## Start
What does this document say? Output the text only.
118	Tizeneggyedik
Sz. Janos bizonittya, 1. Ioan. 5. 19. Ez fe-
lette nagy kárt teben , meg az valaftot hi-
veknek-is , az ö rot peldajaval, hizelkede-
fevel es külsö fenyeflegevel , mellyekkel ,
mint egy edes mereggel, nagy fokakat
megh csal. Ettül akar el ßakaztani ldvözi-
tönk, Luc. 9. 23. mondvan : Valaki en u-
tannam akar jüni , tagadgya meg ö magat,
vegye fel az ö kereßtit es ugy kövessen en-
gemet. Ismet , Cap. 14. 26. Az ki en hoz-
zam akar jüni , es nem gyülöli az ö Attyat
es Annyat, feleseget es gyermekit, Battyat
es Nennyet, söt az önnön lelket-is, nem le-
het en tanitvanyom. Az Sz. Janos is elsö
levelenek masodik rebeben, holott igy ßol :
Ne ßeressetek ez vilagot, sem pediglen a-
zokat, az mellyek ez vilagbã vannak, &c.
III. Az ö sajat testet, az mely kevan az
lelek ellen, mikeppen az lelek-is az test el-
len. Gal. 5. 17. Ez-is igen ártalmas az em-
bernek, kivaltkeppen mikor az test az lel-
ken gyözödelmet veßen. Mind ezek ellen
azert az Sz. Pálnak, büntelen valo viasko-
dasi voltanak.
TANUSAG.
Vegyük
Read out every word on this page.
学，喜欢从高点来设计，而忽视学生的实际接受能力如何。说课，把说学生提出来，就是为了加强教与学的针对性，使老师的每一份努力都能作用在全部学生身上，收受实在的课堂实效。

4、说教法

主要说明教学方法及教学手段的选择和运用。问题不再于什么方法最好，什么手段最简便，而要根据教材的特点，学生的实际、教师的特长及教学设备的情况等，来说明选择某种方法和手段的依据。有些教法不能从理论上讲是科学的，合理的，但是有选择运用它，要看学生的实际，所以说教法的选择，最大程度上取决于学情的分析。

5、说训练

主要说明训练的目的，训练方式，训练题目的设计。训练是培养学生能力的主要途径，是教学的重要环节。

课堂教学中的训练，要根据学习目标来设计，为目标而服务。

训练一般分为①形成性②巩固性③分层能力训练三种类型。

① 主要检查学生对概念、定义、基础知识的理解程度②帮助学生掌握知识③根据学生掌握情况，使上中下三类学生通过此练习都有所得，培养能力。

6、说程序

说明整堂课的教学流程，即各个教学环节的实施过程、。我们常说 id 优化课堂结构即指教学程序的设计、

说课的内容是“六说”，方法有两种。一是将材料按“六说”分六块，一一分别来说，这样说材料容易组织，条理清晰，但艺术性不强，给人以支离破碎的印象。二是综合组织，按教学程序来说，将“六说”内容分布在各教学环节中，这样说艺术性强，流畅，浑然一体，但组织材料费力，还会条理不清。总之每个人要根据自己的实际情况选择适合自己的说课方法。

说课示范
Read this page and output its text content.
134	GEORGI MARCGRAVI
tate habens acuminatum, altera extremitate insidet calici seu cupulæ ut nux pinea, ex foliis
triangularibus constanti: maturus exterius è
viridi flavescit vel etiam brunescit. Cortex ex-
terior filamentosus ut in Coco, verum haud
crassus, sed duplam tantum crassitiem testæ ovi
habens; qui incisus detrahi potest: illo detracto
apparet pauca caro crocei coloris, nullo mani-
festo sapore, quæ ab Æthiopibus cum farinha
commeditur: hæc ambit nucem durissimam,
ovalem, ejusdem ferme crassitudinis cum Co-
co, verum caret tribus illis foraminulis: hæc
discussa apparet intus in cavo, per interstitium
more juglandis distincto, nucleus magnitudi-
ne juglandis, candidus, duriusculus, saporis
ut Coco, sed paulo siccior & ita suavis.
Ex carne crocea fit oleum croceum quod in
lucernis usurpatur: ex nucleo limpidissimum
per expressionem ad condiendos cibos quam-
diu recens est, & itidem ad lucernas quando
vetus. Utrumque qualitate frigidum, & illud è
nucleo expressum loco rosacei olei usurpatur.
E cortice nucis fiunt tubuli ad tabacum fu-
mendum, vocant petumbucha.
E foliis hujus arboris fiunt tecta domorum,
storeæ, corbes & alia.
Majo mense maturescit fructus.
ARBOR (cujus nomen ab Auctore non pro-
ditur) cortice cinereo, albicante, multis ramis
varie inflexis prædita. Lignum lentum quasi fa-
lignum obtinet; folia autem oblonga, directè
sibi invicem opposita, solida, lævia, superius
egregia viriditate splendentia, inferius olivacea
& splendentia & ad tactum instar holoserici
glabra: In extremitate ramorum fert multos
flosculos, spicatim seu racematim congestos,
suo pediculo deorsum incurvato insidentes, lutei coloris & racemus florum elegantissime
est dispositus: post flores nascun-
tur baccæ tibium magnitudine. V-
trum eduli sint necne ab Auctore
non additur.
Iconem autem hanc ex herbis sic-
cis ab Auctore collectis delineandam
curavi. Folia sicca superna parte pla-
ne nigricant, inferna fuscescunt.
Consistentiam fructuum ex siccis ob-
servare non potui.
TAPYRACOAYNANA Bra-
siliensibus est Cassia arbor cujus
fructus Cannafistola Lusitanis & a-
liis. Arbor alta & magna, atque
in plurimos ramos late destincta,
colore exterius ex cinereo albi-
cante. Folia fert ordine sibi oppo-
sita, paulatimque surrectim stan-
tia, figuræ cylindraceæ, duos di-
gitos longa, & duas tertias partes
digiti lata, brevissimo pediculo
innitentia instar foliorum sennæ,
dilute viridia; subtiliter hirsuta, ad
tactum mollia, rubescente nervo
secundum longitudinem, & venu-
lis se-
## End
Retype all of the data shown above, word for word.

### Solution for this problem
What does this document say? Output the text only.
118	Tizeneggyedik
Sz. Janos bizonittya, 1. Ioan. 5. 19. Ez fe-
lette nagy kárt teben , meg az valaftot hi-
veknek-is , az ö rot peldajaval, hizelkede-
fevel es külsö fenyeflegevel , mellyekkel ,
mint egy edes mereggel, nagy fokakat
megh csal. Ettül akar el ßakaztani ldvözi-
tönk, Luc. 9. 23. mondvan : Valaki en u-
tannam akar jüni , tagadgya meg ö magat,
vegye fel az ö kereßtit es ugy kövessen en-
gemet. Ismet , Cap. 14. 26. Az ki en hoz-
zam akar jüni , es nem gyülöli az ö Attyat
es Annyat, feleseget es gyermekit, Battyat
es Nennyet, söt az önnön lelket-is, nem le-
het en tanitvanyom. Az Sz. Janos is elsö
levelenek masodik rebeben, holott igy ßol :
Ne ßeressetek ez vilagot, sem pediglen a-
zokat, az mellyek ez vilagbã vannak, &c.
III. Az ö sajat testet, az mely kevan az
lelek ellen, mikeppen az lelek-is az test el-
len. Gal. 5. 17. Ez-is igen ártalmas az em-
bernek, kivaltkeppen mikor az test az lel-
ken gyözödelmet veßen. Mind ezek ellen
azert az Sz. Pálnak, büntelen valo viasko-
dasi voltanak.
TANUSAG.
Vegyük
Read out every word on this page.
学，喜欢从高点来设计，而忽视学生的实际接受能力如何。说课，把说学生提出来，就是为了加强教与学的针对性，使老师的每一份努力都能作用在全部学生身上，收受实在的课堂实效。

4、说教法

主要说明教学方法及教学手段的选择和运用。问题不再于什么方法最好，什么手段最简便，而要根据教材的特点，学生的实际、教师的特长及教学设备的情况等，来说明选择某种方法和手段的依据。有些教法不能从理论上讲是科学的，合理的，但是有选择运用它，要看学生的实际，所以说教法的选择，最大程度上取决于学情的分析。

5、说训练

主要说明训练的目的，训练方式，训练题目的设计。训练是培养学生能力的主要途径，是教学的重要环节。

课堂教学中的训练，要根据学习目标来设计，为目标而服务。

训练一般分为①形成性②巩固性③分层能力训练三种类型。

① 主要检查学生对概念、定义、基础知识的理解程度②帮助学生掌握知识③根据学生掌握情况，使上中下三类学生通过此练习都有所得，培养能力。

6、说程序

说明整堂课的教学流程，即各个教学环节的实施过程、。我们常说 id 优化课堂结构即指教学程序的设计、

说课的内容是“六说”，方法有两种。一是将材料按“六说”分六块，一一分别来说，这样说材料容易组织，条理清晰，但艺术性不强，给人以支离破碎的印象。二是综合组织，按教学程序来说，将“六说”内容分布在各教学环节中，这样说艺术性强，流畅，浑然一体，但组织材料费力，还会条理不清。总之每个人要根据自己的实际情况选择适合自己的说课方法。

说课示范
Read this page and output its text content.
134	GEORGI MARCGRAVI
tate habens acuminatum, altera extremitate insidet calici seu cupulæ ut nux pinea, ex foliis
triangularibus constanti: maturus exterius è
viridi flavescit vel etiam brunescit. Cortex ex-
terior filamentosus ut in Coco, verum haud
crassus, sed duplam tantum crassitiem testæ ovi
habens; qui incisus detrahi potest: illo detracto
apparet pauca caro crocei coloris, nullo mani-
festo sapore, quæ ab Æthiopibus cum farinha
commeditur: hæc ambit nucem durissimam,
ovalem, ejusdem ferme crassitudinis cum Co-
co, verum caret tribus illis foraminulis: hæc
discussa apparet intus in cavo, per interstitium
more juglandis distincto, nucleus magnitudi-
ne juglandis, candidus, duriusculus, saporis
ut Coco, sed paulo siccior & ita suavis.
Ex carne crocea fit oleum croceum quod in
lucernis usurpatur: ex nucleo limpidissimum
per expressionem ad condiendos cibos quam-
diu recens est, & itidem ad lucernas quando
vetus. Utrumque qualitate frigidum, & illud è
nucleo expressum loco rosacei olei usurpatur.
E cortice nucis fiunt tubuli ad tabacum fu-
mendum, vocant petumbucha.
E foliis hujus arboris fiunt tecta domorum,
storeæ, corbes & alia.
Majo mense maturescit fructus.
ARBOR (cujus nomen ab Auctore non pro-
ditur) cortice cinereo, albicante, multis ramis
varie inflexis prædita. Lignum lentum quasi fa-
lignum obtinet; folia autem oblonga, directè
sibi invicem opposita, solida, lævia, superius
egregia viriditate splendentia, inferius olivacea
& splendentia & ad tactum instar holoserici
glabra: In extremitate ramorum fert multos
flosculos, spicatim seu racematim congestos,
suo pediculo deorsum incurvato insidentes, lutei coloris & racemus florum elegantissime
est dispositus: post flores nascun-
tur baccæ tibium magnitudine. V-
trum eduli sint necne ab Auctore
non additur.
Iconem autem hanc ex herbis sic-
cis ab Auctore collectis delineandam
curavi. Folia sicca superna parte pla-
ne nigricant, inferna fuscescunt.
Consistentiam fructuum ex siccis ob-
servare non potui.
TAPYRACOAYNANA Bra-
siliensibus est Cassia arbor cujus
fructus Cannafistola Lusitanis & a-
liis. Arbor alta & magna, atque
in plurimos ramos late destincta,
colore exterius ex cinereo albi-
cante. Folia fert ordine sibi oppo-
sita, paulatimque surrectim stan-
tia, figuræ cylindraceæ, duos di-
gitos longa, & duas tertias partes
digiti lata, brevissimo pediculo
innitentia instar foliorum sennæ,
dilute viridia; subtiliter hirsuta, ad
tactum mollia, rubescente nervo
secundum longitudinem, & venu-
lis se-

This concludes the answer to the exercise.